Goal:
Within the records below, find each line that holds the string "week", then copy it.
☆ ☆ ☆
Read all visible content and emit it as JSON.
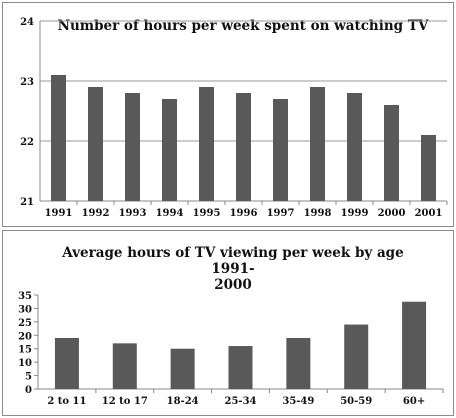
{
  "chart_data": [
    {
      "type": "bar",
      "title": "Number of hours per week spent on watching TV",
      "xlabel": "",
      "ylabel": "",
      "categories": [
        "1991",
        "1992",
        "1993",
        "1994",
        "1995",
        "1996",
        "1997",
        "1998",
        "1999",
        "2000",
        "2001"
      ],
      "values": [
        23.1,
        22.9,
        22.8,
        22.7,
        22.9,
        22.8,
        22.7,
        22.9,
        22.8,
        22.6,
        22.1
      ],
      "ylim": [
        21,
        24
      ],
      "yticks": [
        "21",
        "22",
        "23",
        "24"
      ],
      "grid": true,
      "legend": "none",
      "bar_color": "#595959"
    },
    {
      "type": "bar",
      "title": "Average hours of TV viewing per week by age 1991-2000",
      "title_lines": [
        "Average hours of TV viewing per week by age 1991-",
        "2000"
      ],
      "xlabel": "",
      "ylabel": "",
      "categories": [
        "2 to 11",
        "12 to 17",
        "18-24",
        "25-34",
        "35-49",
        "50-59",
        "60+"
      ],
      "values": [
        19,
        17,
        15,
        16,
        19,
        24,
        32.5
      ],
      "ylim": [
        0,
        35
      ],
      "yticks": [
        "0",
        "5",
        "10",
        "15",
        "20",
        "25",
        "30",
        "35"
      ],
      "grid": false,
      "legend": "none",
      "bar_color": "#595959"
    }
  ]
}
☆ ☆ ☆
Exercise result:
      "title": "Number of hours per week spent on watching TV",
      "title": "Average hours of TV viewing per week by age 1991-2000",
        "Average hours of TV viewing per week by age 1991-",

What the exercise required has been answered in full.